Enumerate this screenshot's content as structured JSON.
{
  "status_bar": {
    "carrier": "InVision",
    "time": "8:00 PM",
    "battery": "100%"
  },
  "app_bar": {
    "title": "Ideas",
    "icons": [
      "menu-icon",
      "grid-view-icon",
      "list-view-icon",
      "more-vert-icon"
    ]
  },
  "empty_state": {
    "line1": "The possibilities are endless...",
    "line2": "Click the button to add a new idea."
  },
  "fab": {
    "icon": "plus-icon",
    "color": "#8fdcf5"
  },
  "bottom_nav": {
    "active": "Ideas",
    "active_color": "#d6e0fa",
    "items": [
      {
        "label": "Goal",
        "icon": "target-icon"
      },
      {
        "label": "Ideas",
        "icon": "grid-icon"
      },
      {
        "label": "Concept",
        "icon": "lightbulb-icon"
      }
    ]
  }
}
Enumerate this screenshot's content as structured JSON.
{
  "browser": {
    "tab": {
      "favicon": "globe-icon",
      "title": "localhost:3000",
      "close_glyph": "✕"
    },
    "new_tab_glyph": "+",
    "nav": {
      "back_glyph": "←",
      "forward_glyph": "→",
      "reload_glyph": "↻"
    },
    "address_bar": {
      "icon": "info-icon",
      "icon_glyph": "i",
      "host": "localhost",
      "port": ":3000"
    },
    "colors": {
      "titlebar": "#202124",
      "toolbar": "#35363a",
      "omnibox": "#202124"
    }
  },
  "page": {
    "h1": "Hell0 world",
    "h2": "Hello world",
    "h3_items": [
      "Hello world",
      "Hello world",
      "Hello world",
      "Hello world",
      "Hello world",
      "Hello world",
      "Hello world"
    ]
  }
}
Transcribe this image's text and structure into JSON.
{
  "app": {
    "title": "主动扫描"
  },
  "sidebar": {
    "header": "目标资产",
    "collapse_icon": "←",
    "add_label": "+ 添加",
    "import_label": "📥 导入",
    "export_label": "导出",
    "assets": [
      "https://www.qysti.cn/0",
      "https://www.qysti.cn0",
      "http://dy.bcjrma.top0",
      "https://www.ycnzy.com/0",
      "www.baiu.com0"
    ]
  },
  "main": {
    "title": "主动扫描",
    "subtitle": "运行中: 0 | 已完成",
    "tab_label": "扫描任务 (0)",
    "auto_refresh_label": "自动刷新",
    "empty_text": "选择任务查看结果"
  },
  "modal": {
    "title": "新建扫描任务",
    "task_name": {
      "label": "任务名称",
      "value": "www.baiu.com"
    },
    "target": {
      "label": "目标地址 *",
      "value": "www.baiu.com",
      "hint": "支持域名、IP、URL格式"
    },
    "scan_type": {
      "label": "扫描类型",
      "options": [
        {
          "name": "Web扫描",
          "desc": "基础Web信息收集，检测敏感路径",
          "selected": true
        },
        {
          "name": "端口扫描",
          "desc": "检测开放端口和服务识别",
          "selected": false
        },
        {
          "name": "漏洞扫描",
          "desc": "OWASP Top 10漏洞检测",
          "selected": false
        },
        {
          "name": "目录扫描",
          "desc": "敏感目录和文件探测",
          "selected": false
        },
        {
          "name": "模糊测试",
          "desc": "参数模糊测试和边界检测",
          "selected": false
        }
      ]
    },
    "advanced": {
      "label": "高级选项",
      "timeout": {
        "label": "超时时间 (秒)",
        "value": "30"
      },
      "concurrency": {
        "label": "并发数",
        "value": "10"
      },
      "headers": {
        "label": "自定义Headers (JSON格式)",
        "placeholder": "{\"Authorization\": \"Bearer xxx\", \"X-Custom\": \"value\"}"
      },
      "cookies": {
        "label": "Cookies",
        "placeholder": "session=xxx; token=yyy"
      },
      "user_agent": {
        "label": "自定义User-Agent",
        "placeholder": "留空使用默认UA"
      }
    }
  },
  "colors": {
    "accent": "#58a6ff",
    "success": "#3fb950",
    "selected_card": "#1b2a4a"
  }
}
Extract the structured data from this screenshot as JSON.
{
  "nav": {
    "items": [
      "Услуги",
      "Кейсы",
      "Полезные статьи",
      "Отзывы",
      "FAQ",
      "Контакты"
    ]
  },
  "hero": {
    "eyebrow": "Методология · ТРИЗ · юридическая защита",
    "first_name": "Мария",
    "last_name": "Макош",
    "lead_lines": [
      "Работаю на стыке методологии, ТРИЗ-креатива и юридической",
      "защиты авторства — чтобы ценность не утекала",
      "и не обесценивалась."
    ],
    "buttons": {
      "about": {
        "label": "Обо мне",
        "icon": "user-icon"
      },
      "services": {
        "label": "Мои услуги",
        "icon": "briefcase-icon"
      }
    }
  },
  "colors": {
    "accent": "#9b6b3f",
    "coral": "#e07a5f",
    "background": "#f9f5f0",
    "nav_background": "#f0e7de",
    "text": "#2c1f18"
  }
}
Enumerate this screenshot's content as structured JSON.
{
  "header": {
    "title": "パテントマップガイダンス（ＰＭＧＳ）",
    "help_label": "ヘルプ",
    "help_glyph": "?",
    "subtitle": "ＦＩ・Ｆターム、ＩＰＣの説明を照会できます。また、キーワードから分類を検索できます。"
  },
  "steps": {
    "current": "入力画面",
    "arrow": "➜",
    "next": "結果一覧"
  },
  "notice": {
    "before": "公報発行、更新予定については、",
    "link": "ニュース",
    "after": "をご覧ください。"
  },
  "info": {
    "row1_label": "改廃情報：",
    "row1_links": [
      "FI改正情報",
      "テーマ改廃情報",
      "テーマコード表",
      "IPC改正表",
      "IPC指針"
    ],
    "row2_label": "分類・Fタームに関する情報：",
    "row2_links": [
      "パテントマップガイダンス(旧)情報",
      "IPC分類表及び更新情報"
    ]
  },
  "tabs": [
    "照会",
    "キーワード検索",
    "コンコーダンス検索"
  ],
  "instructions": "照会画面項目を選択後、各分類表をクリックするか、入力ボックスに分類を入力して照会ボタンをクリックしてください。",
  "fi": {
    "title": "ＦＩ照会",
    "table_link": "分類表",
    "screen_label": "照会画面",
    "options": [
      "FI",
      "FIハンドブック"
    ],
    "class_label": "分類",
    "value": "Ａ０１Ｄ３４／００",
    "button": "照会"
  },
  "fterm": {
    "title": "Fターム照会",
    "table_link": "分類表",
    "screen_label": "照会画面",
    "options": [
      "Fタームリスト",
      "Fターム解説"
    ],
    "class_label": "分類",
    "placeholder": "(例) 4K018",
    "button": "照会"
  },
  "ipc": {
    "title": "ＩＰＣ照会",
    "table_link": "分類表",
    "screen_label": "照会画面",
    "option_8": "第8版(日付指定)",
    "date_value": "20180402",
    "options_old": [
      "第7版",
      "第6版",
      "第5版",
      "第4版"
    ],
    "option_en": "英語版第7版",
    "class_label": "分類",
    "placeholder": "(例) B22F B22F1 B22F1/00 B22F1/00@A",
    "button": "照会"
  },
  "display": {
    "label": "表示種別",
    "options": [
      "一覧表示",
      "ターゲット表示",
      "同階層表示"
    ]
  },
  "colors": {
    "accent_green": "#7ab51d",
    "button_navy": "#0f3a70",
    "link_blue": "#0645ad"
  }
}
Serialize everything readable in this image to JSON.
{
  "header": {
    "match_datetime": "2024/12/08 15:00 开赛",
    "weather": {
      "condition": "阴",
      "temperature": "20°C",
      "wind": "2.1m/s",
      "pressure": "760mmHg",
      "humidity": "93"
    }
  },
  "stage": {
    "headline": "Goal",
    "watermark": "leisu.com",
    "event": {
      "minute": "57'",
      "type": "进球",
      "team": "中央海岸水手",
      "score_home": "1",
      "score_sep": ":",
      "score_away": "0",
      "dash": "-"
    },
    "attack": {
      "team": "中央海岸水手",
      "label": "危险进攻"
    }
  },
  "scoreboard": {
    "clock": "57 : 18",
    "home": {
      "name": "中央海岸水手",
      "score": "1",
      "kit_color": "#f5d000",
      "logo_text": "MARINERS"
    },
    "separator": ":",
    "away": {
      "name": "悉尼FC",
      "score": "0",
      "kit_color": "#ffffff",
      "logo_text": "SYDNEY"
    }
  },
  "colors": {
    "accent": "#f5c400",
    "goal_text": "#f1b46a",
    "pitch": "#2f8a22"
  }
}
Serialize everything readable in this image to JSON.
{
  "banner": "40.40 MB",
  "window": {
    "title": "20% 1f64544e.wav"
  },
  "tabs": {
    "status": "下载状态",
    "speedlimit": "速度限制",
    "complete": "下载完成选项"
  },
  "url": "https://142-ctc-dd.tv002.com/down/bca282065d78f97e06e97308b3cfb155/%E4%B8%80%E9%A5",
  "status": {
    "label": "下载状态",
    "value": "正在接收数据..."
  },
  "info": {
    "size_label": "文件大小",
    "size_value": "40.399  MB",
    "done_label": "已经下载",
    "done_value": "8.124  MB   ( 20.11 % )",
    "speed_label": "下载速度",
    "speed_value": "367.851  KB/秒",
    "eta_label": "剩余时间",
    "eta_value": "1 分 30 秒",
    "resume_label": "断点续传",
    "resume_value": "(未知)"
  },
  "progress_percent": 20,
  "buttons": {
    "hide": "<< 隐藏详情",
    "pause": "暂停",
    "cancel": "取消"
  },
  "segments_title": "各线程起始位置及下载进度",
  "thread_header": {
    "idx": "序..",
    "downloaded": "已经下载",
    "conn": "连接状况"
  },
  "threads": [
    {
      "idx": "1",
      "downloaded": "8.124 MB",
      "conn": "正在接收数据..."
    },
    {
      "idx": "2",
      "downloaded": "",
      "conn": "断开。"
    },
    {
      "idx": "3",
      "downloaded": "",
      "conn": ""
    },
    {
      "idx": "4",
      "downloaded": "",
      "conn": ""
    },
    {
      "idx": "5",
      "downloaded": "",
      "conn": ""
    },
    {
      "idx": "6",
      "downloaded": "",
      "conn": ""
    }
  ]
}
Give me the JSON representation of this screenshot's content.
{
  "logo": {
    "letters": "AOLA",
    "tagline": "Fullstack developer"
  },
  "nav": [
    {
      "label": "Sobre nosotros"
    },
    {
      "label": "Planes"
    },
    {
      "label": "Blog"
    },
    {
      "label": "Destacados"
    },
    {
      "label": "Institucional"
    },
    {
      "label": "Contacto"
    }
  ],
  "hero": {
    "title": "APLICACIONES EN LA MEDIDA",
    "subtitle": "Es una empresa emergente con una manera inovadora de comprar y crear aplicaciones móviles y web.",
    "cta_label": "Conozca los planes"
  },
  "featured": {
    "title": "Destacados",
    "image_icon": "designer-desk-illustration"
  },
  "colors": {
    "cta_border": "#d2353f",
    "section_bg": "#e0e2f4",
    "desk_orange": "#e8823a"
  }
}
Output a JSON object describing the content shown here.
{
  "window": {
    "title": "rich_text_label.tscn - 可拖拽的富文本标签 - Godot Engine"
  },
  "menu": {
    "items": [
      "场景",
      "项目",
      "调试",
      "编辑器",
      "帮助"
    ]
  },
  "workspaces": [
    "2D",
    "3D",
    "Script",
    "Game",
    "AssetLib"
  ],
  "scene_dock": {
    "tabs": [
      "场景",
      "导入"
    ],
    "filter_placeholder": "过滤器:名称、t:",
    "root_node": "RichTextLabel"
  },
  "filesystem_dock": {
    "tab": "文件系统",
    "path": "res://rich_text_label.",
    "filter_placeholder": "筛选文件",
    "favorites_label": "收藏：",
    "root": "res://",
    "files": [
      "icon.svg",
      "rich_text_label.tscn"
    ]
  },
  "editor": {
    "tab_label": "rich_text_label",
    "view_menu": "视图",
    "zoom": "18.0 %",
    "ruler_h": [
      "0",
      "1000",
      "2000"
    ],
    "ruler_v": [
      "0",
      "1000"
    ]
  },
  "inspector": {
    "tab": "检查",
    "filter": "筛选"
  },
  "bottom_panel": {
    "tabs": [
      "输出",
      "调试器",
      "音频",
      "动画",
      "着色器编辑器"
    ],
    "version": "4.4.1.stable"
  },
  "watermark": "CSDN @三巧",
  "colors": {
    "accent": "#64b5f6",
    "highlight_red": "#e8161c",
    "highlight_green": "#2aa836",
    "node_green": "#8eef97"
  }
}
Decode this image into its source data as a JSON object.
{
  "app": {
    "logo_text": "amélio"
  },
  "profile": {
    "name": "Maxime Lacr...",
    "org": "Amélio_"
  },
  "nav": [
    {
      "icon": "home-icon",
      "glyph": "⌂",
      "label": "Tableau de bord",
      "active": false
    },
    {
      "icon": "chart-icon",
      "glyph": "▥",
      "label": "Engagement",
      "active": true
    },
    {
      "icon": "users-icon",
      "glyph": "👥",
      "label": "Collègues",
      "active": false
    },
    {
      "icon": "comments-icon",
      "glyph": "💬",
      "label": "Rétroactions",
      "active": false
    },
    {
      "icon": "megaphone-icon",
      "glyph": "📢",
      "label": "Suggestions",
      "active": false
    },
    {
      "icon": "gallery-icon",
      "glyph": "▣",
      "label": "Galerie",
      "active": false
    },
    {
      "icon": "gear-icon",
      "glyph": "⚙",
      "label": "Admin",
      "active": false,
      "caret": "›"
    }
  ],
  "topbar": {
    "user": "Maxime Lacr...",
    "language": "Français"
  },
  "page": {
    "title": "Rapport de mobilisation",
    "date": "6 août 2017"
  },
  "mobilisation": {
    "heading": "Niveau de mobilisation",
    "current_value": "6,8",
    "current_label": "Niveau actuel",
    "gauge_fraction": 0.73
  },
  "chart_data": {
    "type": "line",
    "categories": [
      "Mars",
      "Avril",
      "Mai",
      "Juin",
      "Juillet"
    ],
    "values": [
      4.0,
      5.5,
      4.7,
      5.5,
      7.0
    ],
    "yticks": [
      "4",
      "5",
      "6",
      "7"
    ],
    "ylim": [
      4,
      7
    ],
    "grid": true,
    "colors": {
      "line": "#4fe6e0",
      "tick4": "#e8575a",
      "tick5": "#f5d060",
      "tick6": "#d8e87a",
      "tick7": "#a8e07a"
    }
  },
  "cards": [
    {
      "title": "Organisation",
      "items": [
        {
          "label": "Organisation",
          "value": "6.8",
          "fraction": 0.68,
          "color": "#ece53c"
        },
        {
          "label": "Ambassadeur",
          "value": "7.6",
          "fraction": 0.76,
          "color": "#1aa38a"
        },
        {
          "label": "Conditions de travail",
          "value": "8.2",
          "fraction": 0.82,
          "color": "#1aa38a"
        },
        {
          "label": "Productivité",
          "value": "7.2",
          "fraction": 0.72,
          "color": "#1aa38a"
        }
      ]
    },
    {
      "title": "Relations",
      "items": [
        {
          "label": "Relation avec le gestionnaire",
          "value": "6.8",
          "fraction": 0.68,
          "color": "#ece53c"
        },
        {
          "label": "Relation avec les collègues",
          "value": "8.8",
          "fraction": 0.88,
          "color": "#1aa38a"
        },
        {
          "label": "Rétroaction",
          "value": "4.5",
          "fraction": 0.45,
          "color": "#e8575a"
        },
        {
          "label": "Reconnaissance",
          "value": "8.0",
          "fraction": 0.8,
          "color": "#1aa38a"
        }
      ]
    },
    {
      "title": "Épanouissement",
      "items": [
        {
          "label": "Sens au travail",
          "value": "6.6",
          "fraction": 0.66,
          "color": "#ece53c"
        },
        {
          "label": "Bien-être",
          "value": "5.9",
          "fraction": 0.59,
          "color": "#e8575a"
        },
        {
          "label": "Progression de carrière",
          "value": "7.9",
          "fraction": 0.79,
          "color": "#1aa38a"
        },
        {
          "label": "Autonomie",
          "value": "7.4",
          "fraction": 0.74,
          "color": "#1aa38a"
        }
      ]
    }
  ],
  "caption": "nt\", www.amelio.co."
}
◇ ◇ ◇ ◇
Show the lines that mention the word "subtitle".

Solution to the exercise:
    "subtitle": "运行中: 0 | 已完成",
    "subtitle": "ＦＩ・Ｆターム、ＩＰＣの説明を照会できます。また、キーワードから分類を検索できます。"
    "subtitle": "Es una empresa emergente con una manera inovadora de comprar y crear aplicaciones móviles y web.",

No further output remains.